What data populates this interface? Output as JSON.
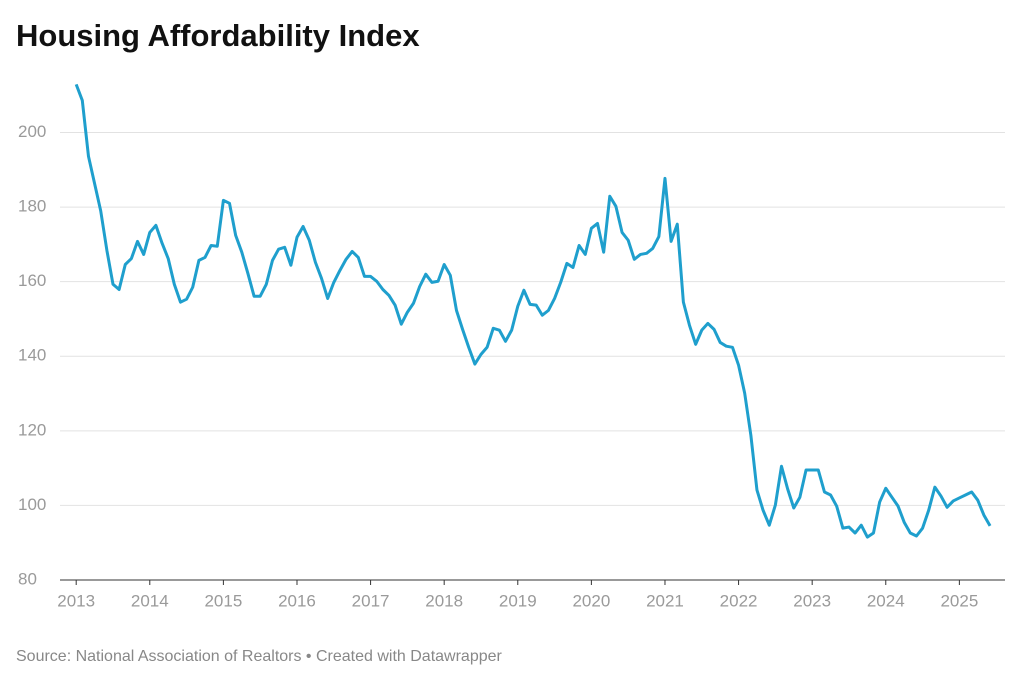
{
  "chart_data": {
    "type": "line",
    "title": "Housing Affordability Index",
    "source": "Source: National Association of Realtors • Created with Datawrapper",
    "x": [
      2013.0,
      2013.083,
      2013.167,
      2013.25,
      2013.333,
      2013.417,
      2013.5,
      2013.583,
      2013.667,
      2013.75,
      2013.833,
      2013.917,
      2014.0,
      2014.083,
      2014.167,
      2014.25,
      2014.333,
      2014.417,
      2014.5,
      2014.583,
      2014.667,
      2014.75,
      2014.833,
      2014.917,
      2015.0,
      2015.083,
      2015.167,
      2015.25,
      2015.333,
      2015.417,
      2015.5,
      2015.583,
      2015.667,
      2015.75,
      2015.833,
      2015.917,
      2016.0,
      2016.083,
      2016.167,
      2016.25,
      2016.333,
      2016.417,
      2016.5,
      2016.583,
      2016.667,
      2016.75,
      2016.833,
      2016.917,
      2017.0,
      2017.083,
      2017.167,
      2017.25,
      2017.333,
      2017.417,
      2017.5,
      2017.583,
      2017.667,
      2017.75,
      2017.833,
      2017.917,
      2018.0,
      2018.083,
      2018.167,
      2018.25,
      2018.333,
      2018.417,
      2018.5,
      2018.583,
      2018.667,
      2018.75,
      2018.833,
      2018.917,
      2019.0,
      2019.083,
      2019.167,
      2019.25,
      2019.333,
      2019.417,
      2019.5,
      2019.583,
      2019.667,
      2019.75,
      2019.833,
      2019.917,
      2020.0,
      2020.083,
      2020.167,
      2020.25,
      2020.333,
      2020.417,
      2020.5,
      2020.583,
      2020.667,
      2020.75,
      2020.833,
      2020.917,
      2021.0,
      2021.083,
      2021.167,
      2021.25,
      2021.333,
      2021.417,
      2021.5,
      2021.583,
      2021.667,
      2021.75,
      2021.833,
      2021.917,
      2022.0,
      2022.083,
      2022.167,
      2022.25,
      2022.333,
      2022.417,
      2022.5,
      2022.583,
      2022.667,
      2022.75,
      2022.833,
      2022.917,
      2023.0,
      2023.083,
      2023.167,
      2023.25,
      2023.333,
      2023.417,
      2023.5,
      2023.583,
      2023.667,
      2023.75,
      2023.833,
      2023.917,
      2024.0,
      2024.083,
      2024.167,
      2024.25,
      2024.333,
      2024.417,
      2024.5,
      2024.583,
      2024.667,
      2024.75,
      2024.833,
      2024.917,
      2025.0,
      2025.083,
      2025.167,
      2025.25,
      2025.333,
      2025.417
    ],
    "series": [
      {
        "name": "Housing Affordability Index",
        "color": "#1f9fcd",
        "values": [
          212.9,
          208.6,
          193.6,
          186.3,
          179,
          168.4,
          159.3,
          157.9,
          164.6,
          166.2,
          170.8,
          167.3,
          173.2,
          175.1,
          170.3,
          166.2,
          159.3,
          154.5,
          155.3,
          158.5,
          165.7,
          166.5,
          169.7,
          169.5,
          181.8,
          181,
          172.4,
          167.9,
          162.2,
          156.1,
          156.1,
          159.3,
          165.7,
          168.7,
          169.2,
          164.4,
          171.9,
          174.8,
          171.1,
          165.2,
          160.9,
          155.5,
          159.8,
          163,
          166,
          168.1,
          166.5,
          161.4,
          161.4,
          160.1,
          157.9,
          156.3,
          153.7,
          148.6,
          151.8,
          154.2,
          158.7,
          162,
          159.8,
          160.1,
          164.6,
          161.7,
          152.3,
          147.2,
          142.4,
          137.9,
          140.5,
          142.4,
          147.5,
          147,
          144,
          147,
          153.4,
          157.7,
          153.9,
          153.7,
          151,
          152.3,
          155.5,
          159.8,
          164.9,
          163.8,
          169.7,
          167.3,
          174.3,
          175.6,
          167.9,
          182.9,
          180.2,
          173.2,
          171.1,
          166,
          167.3,
          167.6,
          168.9,
          172.1,
          187.7,
          170.8,
          175.4,
          154.5,
          148.3,
          143.2,
          147,
          148.8,
          147.2,
          143.7,
          142.7,
          142.4,
          137.6,
          130.1,
          118.8,
          104.1,
          98.7,
          94.7,
          100.1,
          110.5,
          104.4,
          99.3,
          102.2,
          109.5,
          109.5,
          109.5,
          103.6,
          102.8,
          99.8,
          93.9,
          94.2,
          92.6,
          94.7,
          91.5,
          92.6,
          100.9,
          104.6,
          102.2,
          99.8,
          95.5,
          92.6,
          91.8,
          93.9,
          98.7,
          104.9,
          102.5,
          99.5,
          101.2,
          102,
          102.8,
          103.6,
          101.4,
          97.4,
          94.5
        ]
      }
    ],
    "xlim": [
      2012.78,
      2025.62
    ],
    "xticks": [
      2013,
      2014,
      2015,
      2016,
      2017,
      2018,
      2019,
      2020,
      2021,
      2022,
      2023,
      2024,
      2025
    ],
    "ylim": [
      80,
      213
    ],
    "yticks": [
      80,
      100,
      120,
      140,
      160,
      180,
      200
    ],
    "grid": true
  }
}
■ ■ ■ ■ ■ ■ ■
Challenge:
Give the number of lines that carry the word "Affordability", with nothing added.

Right answer:
2